§ **CHALLENGE**: Write the material out again in full, exactly.
====================
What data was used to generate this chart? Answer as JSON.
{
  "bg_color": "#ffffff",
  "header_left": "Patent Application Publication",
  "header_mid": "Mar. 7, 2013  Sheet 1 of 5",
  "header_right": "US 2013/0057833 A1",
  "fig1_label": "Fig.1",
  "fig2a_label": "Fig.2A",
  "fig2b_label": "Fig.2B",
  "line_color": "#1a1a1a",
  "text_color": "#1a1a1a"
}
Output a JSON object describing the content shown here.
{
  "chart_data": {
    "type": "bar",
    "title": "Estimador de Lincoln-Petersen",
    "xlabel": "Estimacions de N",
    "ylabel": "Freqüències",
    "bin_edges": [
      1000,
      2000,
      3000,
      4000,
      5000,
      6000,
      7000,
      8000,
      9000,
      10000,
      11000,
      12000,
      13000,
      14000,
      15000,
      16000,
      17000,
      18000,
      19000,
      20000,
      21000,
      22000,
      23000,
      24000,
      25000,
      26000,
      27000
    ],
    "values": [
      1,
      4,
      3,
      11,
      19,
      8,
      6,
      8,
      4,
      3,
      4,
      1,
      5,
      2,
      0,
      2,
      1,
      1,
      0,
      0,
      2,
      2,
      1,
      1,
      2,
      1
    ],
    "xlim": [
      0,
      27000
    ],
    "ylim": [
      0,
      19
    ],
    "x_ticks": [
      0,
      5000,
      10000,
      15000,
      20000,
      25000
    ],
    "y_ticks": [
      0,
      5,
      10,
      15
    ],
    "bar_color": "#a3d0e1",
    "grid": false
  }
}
====================
§ **OUTPUT**:
What data was used to generate this chart? Answer as JSON.
{
  "bg_color": "#ffffff",
  "header_left": "Patent Application Publication",
  "header_mid": "Mar. 7, 2013  Sheet 1 of 5",
  "header_right": "US 2013/0057833 A1",
  "fig1_label": "Fig.1",
  "fig2a_label": "Fig.2A",
  "fig2b_label": "Fig.2B",
  "line_color": "#1a1a1a",
  "text_color": "#1a1a1a"
}
Output a JSON object describing the content shown here.
{
  "chart_data": {
    "type": "bar",
    "title": "Estimador de Lincoln-Petersen",
    "xlabel": "Estimacions de N",
    "ylabel": "Freqüències",
    "bin_edges": [
      1000,
      2000,
      3000,
      4000,
      5000,
      6000,
      7000,
      8000,
      9000,
      10000,
      11000,
      12000,
      13000,
      14000,
      15000,
      16000,
      17000,
      18000,
      19000,
      20000,
      21000,
      22000,
      23000,
      24000,
      25000,
      26000,
      27000
    ],
    "values": [
      1,
      4,
      3,
      11,
      19,
      8,
      6,
      8,
      4,
      3,
      4,
      1,
      5,
      2,
      0,
      2,
      1,
      1,
      0,
      0,
      2,
      2,
      1,
      1,
      2,
      1
    ],
    "xlim": [
      0,
      27000
    ],
    "ylim": [
      0,
      19
    ],
    "x_ticks": [
      0,
      5000,
      10000,
      15000,
      20000,
      25000
    ],
    "y_ticks": [
      0,
      5,
      10,
      15
    ],
    "bar_color": "#a3d0e1",
    "grid": false
  }
}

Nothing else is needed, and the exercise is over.